STATED TASK:
Work through the data below line by line and say how many lines hold "Miniſtres"; give only the number.

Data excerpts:
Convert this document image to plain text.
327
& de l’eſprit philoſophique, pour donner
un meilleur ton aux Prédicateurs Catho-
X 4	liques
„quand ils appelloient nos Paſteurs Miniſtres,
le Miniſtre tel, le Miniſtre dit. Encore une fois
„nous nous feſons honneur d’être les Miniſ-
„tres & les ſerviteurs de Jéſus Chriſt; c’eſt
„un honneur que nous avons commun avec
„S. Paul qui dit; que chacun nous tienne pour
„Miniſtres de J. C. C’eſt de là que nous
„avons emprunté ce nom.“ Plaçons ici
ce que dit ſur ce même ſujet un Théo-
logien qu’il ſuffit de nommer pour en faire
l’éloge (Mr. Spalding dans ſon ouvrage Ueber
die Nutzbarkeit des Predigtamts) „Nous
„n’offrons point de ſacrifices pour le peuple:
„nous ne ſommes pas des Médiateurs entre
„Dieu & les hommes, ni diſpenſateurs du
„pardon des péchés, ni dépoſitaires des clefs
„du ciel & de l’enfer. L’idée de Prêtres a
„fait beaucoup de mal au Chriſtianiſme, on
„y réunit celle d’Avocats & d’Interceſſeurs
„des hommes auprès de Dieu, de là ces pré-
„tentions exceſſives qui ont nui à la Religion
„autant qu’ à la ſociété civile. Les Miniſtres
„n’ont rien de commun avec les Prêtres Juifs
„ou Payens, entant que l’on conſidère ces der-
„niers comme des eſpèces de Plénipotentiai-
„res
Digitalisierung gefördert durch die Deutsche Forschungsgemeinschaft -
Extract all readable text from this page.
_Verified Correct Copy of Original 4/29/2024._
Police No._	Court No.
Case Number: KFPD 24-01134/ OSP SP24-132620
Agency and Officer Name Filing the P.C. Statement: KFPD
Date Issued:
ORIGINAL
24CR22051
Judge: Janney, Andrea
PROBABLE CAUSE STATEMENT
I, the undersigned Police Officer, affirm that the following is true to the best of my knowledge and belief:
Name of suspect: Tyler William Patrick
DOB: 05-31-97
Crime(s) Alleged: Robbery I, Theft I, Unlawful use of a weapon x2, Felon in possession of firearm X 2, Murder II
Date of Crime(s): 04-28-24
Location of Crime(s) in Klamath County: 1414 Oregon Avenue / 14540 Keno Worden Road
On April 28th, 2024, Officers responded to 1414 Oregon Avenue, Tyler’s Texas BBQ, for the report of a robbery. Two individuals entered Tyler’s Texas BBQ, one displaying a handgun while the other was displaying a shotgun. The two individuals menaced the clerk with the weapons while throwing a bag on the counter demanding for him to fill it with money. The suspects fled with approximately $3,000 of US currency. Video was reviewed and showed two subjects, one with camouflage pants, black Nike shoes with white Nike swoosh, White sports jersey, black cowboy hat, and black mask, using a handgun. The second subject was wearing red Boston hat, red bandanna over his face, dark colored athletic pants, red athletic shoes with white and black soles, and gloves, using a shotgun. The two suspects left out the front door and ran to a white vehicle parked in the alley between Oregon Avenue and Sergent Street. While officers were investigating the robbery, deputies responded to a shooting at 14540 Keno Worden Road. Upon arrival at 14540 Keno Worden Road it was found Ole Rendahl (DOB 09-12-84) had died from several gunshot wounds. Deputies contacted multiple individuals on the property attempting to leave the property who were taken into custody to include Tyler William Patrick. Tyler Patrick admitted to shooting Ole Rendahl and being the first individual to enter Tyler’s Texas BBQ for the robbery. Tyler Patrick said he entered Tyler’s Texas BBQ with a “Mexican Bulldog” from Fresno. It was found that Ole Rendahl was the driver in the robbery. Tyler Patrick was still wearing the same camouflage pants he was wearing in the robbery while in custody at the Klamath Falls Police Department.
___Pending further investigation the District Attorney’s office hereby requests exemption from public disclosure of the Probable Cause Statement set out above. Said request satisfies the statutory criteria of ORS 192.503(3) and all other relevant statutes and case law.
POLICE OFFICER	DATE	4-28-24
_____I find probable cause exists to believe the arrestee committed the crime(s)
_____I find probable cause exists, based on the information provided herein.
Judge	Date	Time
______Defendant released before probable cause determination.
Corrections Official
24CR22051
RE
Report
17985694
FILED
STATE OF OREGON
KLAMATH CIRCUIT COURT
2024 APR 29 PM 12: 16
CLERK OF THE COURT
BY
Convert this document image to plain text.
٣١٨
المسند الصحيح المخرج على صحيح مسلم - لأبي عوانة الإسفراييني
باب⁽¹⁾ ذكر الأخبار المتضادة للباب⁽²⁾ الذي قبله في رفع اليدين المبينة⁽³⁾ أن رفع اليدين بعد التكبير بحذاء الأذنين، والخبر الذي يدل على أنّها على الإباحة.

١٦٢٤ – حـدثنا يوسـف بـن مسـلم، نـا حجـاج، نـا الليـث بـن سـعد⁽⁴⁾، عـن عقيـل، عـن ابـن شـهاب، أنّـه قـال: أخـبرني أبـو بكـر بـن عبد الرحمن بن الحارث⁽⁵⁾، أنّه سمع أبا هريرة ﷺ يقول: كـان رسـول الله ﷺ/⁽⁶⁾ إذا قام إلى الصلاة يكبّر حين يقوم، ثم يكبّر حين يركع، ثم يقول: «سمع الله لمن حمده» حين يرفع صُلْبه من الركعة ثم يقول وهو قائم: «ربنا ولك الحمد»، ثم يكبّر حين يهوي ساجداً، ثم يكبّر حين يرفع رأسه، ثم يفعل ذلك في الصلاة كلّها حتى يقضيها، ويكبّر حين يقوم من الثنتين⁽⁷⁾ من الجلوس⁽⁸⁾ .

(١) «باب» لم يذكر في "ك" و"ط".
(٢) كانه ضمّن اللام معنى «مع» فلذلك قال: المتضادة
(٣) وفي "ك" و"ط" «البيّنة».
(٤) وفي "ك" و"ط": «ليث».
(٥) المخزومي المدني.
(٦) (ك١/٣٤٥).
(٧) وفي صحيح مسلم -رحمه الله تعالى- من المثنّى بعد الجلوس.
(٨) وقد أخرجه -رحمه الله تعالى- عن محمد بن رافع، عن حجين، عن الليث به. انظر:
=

THE ANSWER:
3